_WORK TO BE COMPLETED_
Could you output each line of the data that follows exactly?

_EXCERPTED DATA_

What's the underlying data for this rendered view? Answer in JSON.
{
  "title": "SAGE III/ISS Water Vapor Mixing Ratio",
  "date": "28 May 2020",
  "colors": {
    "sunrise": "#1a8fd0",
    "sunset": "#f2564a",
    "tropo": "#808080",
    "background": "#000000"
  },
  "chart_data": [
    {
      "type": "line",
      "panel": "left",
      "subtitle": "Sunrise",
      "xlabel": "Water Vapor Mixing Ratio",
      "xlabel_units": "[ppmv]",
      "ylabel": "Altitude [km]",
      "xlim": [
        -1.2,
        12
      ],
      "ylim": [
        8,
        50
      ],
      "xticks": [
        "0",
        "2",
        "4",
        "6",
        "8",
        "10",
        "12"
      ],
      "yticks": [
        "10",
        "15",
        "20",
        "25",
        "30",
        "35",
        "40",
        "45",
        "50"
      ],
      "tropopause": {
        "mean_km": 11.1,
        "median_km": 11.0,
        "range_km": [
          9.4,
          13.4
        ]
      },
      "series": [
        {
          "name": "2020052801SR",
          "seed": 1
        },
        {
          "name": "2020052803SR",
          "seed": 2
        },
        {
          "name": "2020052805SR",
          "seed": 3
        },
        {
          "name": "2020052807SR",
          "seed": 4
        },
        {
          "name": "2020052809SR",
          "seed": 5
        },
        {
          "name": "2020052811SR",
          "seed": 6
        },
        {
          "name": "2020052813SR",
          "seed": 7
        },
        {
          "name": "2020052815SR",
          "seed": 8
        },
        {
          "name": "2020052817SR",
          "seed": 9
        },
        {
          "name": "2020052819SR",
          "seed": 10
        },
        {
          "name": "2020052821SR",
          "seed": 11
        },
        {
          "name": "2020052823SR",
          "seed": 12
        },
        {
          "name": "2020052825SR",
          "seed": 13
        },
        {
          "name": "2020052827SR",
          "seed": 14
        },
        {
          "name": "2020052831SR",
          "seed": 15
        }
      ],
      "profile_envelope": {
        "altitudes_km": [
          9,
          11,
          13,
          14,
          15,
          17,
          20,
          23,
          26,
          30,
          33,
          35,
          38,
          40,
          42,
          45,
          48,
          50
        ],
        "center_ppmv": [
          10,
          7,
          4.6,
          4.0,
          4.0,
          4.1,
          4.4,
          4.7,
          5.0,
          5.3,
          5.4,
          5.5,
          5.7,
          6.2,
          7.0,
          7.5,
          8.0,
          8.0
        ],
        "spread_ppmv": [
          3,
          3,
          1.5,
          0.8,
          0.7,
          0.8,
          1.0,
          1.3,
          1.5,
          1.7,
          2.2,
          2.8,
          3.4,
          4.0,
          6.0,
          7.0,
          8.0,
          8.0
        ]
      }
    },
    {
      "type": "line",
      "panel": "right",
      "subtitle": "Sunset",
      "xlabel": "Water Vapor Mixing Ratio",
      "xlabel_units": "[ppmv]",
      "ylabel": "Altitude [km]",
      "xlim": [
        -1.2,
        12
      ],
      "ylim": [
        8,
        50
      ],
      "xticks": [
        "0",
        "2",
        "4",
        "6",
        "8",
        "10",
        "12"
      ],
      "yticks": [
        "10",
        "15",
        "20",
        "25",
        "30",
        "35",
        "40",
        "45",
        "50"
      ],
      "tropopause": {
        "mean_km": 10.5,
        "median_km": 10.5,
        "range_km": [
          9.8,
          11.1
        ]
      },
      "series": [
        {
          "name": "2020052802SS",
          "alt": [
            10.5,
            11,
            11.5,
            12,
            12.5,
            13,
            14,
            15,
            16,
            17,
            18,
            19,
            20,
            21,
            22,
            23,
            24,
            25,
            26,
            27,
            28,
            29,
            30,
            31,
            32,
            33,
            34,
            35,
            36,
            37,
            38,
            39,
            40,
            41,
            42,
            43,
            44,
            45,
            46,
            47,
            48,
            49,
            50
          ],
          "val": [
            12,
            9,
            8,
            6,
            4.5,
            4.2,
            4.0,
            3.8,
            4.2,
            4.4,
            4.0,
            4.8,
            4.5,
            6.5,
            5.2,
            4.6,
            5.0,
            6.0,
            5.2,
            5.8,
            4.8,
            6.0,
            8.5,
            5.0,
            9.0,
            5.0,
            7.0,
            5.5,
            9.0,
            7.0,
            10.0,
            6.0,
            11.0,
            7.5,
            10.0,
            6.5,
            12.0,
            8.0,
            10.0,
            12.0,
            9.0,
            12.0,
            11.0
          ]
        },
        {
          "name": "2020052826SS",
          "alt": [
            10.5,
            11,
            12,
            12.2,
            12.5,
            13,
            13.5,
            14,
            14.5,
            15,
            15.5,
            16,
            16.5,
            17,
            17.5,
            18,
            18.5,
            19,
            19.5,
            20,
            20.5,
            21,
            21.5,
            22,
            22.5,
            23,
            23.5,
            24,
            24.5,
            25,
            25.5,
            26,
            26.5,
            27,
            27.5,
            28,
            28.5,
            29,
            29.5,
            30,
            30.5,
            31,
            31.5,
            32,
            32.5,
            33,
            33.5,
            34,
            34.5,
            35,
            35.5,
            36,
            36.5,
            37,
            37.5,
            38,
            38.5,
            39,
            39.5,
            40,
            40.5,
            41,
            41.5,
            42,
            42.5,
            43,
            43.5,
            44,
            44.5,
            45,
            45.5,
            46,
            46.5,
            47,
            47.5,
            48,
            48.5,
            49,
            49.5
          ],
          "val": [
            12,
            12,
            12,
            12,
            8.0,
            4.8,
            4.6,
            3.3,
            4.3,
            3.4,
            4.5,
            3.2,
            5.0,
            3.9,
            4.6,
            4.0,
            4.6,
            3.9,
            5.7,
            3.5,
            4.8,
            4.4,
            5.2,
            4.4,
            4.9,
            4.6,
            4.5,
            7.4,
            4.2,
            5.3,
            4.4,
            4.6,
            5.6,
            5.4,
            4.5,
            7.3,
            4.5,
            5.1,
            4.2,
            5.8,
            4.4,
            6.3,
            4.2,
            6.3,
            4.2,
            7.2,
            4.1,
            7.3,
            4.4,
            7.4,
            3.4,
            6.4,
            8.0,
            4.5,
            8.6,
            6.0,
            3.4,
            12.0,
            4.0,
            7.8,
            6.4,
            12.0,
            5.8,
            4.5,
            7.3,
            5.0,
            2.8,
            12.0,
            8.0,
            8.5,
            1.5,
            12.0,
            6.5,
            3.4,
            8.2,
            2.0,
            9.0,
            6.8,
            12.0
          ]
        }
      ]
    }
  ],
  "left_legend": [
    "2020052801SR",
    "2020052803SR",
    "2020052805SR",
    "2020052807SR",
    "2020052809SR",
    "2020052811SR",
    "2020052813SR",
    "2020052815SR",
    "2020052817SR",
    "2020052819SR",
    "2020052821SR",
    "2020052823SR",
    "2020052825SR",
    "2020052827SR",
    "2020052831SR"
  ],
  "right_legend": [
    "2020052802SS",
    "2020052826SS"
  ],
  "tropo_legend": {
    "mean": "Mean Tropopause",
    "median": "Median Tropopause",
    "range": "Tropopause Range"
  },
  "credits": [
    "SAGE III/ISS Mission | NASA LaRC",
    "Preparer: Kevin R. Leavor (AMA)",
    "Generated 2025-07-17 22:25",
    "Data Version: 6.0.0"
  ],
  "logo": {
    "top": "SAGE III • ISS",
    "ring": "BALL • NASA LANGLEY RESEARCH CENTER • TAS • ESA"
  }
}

_FULL SOLUTION_
What's the underlying data for this rendered view? Answer in JSON.
{
  "title": "SAGE III/ISS Water Vapor Mixing Ratio",
  "date": "28 May 2020",
  "colors": {
    "sunrise": "#1a8fd0",
    "sunset": "#f2564a",
    "tropo": "#808080",
    "background": "#000000"
  },
  "chart_data": [
    {
      "type": "line",
      "panel": "left",
      "subtitle": "Sunrise",
      "xlabel": "Water Vapor Mixing Ratio",
      "xlabel_units": "[ppmv]",
      "ylabel": "Altitude [km]",
      "xlim": [
        -1.2,
        12
      ],
      "ylim": [
        8,
        50
      ],
      "xticks": [
        "0",
        "2",
        "4",
        "6",
        "8",
        "10",
        "12"
      ],
      "yticks": [
        "10",
        "15",
        "20",
        "25",
        "30",
        "35",
        "40",
        "45",
        "50"
      ],
      "tropopause": {
        "mean_km": 11.1,
        "median_km": 11.0,
        "range_km": [
          9.4,
          13.4
        ]
      },
      "series": [
        {
          "name": "2020052801SR",
          "seed": 1
        },
        {
          "name": "2020052803SR",
          "seed": 2
        },
        {
          "name": "2020052805SR",
          "seed": 3
        },
        {
          "name": "2020052807SR",
          "seed": 4
        },
        {
          "name": "2020052809SR",
          "seed": 5
        },
        {
          "name": "2020052811SR",
          "seed": 6
        },
        {
          "name": "2020052813SR",
          "seed": 7
        },
        {
          "name": "2020052815SR",
          "seed": 8
        },
        {
          "name": "2020052817SR",
          "seed": 9
        },
        {
          "name": "2020052819SR",
          "seed": 10
        },
        {
          "name": "2020052821SR",
          "seed": 11
        },
        {
          "name": "2020052823SR",
          "seed": 12
        },
        {
          "name": "2020052825SR",
          "seed": 13
        },
        {
          "name": "2020052827SR",
          "seed": 14
        },
        {
          "name": "2020052831SR",
          "seed": 15
        }
      ],
      "profile_envelope": {
        "altitudes_km": [
          9,
          11,
          13,
          14,
          15,
          17,
          20,
          23,
          26,
          30,
          33,
          35,
          38,
          40,
          42,
          45,
          48,
          50
        ],
        "center_ppmv": [
          10,
          7,
          4.6,
          4.0,
          4.0,
          4.1,
          4.4,
          4.7,
          5.0,
          5.3,
          5.4,
          5.5,
          5.7,
          6.2,
          7.0,
          7.5,
          8.0,
          8.0
        ],
        "spread_ppmv": [
          3,
          3,
          1.5,
          0.8,
          0.7,
          0.8,
          1.0,
          1.3,
          1.5,
          1.7,
          2.2,
          2.8,
          3.4,
          4.0,
          6.0,
          7.0,
          8.0,
          8.0
        ]
      }
    },
    {
      "type": "line",
      "panel": "right",
      "subtitle": "Sunset",
      "xlabel": "Water Vapor Mixing Ratio",
      "xlabel_units": "[ppmv]",
      "ylabel": "Altitude [km]",
      "xlim": [
        -1.2,
        12
      ],
      "ylim": [
        8,
        50
      ],
      "xticks": [
        "0",
        "2",
        "4",
        "6",
        "8",
        "10",
        "12"
      ],
      "yticks": [
        "10",
        "15",
        "20",
        "25",
        "30",
        "35",
        "40",
        "45",
        "50"
      ],
      "tropopause": {
        "mean_km": 10.5,
        "median_km": 10.5,
        "range_km": [
          9.8,
          11.1
        ]
      },
      "series": [
        {
          "name": "2020052802SS",
          "alt": [
            10.5,
            11,
            11.5,
            12,
            12.5,
            13,
            14,
            15,
            16,
            17,
            18,
            19,
            20,
            21,
            22,
            23,
            24,
            25,
            26,
            27,
            28,
            29,
            30,
            31,
            32,
            33,
            34,
            35,
            36,
            37,
            38,
            39,
            40,
            41,
            42,
            43,
            44,
            45,
            46,
            47,
            48,
            49,
            50
          ],
          "val": [
            12,
            9,
            8,
            6,
            4.5,
            4.2,
            4.0,
            3.8,
            4.2,
            4.4,
            4.0,
            4.8,
            4.5,
            6.5,
            5.2,
            4.6,
            5.0,
            6.0,
            5.2,
            5.8,
            4.8,
            6.0,
            8.5,
            5.0,
            9.0,
            5.0,
            7.0,
            5.5,
            9.0,
            7.0,
            10.0,
            6.0,
            11.0,
            7.5,
            10.0,
            6.5,
            12.0,
            8.0,
            10.0,
            12.0,
            9.0,
            12.0,
            11.0
          ]
        },
        {
          "name": "2020052826SS",
          "alt": [
            10.5,
            11,
            12,
            12.2,
            12.5,
            13,
            13.5,
            14,
            14.5,
            15,
            15.5,
            16,
            16.5,
            17,
            17.5,
            18,
            18.5,
            19,
            19.5,
            20,
            20.5,
            21,
            21.5,
            22,
            22.5,
            23,
            23.5,
            24,
            24.5,
            25,
            25.5,
            26,
            26.5,
            27,
            27.5,
            28,
            28.5,
            29,
            29.5,
            30,
            30.5,
            31,
            31.5,
            32,
            32.5,
            33,
            33.5,
            34,
            34.5,
            35,
            35.5,
            36,
            36.5,
            37,
            37.5,
            38,
            38.5,
            39,
            39.5,
            40,
            40.5,
            41,
            41.5,
            42,
            42.5,
            43,
            43.5,
            44,
            44.5,
            45,
            45.5,
            46,
            46.5,
            47,
            47.5,
            48,
            48.5,
            49,
            49.5
          ],
          "val": [
            12,
            12,
            12,
            12,
            8.0,
            4.8,
            4.6,
            3.3,
            4.3,
            3.4,
            4.5,
            3.2,
            5.0,
            3.9,
            4.6,
            4.0,
            4.6,
            3.9,
            5.7,
            3.5,
            4.8,
            4.4,
            5.2,
            4.4,
            4.9,
            4.6,
            4.5,
            7.4,
            4.2,
            5.3,
            4.4,
            4.6,
            5.6,
            5.4,
            4.5,
            7.3,
            4.5,
            5.1,
            4.2,
            5.8,
            4.4,
            6.3,
            4.2,
            6.3,
            4.2,
            7.2,
            4.1,
            7.3,
            4.4,
            7.4,
            3.4,
            6.4,
            8.0,
            4.5,
            8.6,
            6.0,
            3.4,
            12.0,
            4.0,
            7.8,
            6.4,
            12.0,
            5.8,
            4.5,
            7.3,
            5.0,
            2.8,
            12.0,
            8.0,
            8.5,
            1.5,
            12.0,
            6.5,
            3.4,
            8.2,
            2.0,
            9.0,
            6.8,
            12.0
          ]
        }
      ]
    }
  ],
  "left_legend": [
    "2020052801SR",
    "2020052803SR",
    "2020052805SR",
    "2020052807SR",
    "2020052809SR",
    "2020052811SR",
    "2020052813SR",
    "2020052815SR",
    "2020052817SR",
    "2020052819SR",
    "2020052821SR",
    "2020052823SR",
    "2020052825SR",
    "2020052827SR",
    "2020052831SR"
  ],
  "right_legend": [
    "2020052802SS",
    "2020052826SS"
  ],
  "tropo_legend": {
    "mean": "Mean Tropopause",
    "median": "Median Tropopause",
    "range": "Tropopause Range"
  },
  "credits": [
    "SAGE III/ISS Mission | NASA LaRC",
    "Preparer: Kevin R. Leavor (AMA)",
    "Generated 2025-07-17 22:25",
    "Data Version: 6.0.0"
  ],
  "logo": {
    "top": "SAGE III • ISS",
    "ring": "BALL • NASA LANGLEY RESEARCH CENTER • TAS • ESA"
  }
}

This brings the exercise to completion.